<<<<

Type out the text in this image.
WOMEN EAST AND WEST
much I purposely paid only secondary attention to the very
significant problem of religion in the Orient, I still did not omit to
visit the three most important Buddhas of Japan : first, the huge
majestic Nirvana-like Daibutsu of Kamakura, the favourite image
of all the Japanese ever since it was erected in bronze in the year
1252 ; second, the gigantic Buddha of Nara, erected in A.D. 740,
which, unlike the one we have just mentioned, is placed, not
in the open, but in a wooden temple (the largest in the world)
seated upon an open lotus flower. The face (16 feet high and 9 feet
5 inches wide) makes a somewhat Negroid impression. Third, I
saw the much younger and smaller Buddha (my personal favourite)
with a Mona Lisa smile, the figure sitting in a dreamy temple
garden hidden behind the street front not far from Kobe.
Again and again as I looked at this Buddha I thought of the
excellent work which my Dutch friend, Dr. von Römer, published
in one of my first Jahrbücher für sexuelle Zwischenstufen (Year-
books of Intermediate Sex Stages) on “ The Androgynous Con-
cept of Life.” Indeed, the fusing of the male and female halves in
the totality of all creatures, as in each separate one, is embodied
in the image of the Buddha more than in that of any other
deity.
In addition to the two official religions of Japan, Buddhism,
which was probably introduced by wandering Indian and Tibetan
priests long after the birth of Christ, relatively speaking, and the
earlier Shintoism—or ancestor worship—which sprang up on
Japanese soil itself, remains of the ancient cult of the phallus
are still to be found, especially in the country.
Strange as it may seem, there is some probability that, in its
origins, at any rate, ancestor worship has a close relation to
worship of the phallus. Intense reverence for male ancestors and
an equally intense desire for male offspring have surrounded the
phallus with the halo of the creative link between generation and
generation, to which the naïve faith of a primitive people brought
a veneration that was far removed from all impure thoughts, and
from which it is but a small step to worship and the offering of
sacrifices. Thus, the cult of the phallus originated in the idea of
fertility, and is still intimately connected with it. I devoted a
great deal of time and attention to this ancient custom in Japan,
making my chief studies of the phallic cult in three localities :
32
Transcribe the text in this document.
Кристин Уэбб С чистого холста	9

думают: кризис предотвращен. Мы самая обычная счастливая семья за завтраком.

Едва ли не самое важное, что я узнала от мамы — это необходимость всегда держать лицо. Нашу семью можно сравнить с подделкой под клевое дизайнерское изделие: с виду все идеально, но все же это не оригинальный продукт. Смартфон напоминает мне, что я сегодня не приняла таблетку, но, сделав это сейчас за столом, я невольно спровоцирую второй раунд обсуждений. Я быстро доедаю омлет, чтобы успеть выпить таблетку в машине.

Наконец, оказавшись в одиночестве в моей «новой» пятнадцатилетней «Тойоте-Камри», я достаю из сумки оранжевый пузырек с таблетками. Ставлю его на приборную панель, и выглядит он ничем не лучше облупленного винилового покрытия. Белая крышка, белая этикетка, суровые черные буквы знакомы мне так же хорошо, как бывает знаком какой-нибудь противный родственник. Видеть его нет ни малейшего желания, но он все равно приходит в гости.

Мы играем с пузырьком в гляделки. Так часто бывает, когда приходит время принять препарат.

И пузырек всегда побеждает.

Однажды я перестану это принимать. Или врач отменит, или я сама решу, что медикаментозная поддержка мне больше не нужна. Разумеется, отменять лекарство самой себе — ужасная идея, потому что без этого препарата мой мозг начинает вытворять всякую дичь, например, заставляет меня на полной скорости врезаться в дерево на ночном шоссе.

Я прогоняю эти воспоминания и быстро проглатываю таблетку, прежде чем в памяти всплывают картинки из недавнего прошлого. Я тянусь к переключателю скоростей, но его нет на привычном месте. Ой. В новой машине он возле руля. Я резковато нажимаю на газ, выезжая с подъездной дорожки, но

>>>>

• THE REQUEST:
Go through the data and gather every line that holds "much".

• OUTPUT OF THE TASK:
much I purposely paid only secondary attention to the very
saw the much younger and smaller Buddha (my personal favourite)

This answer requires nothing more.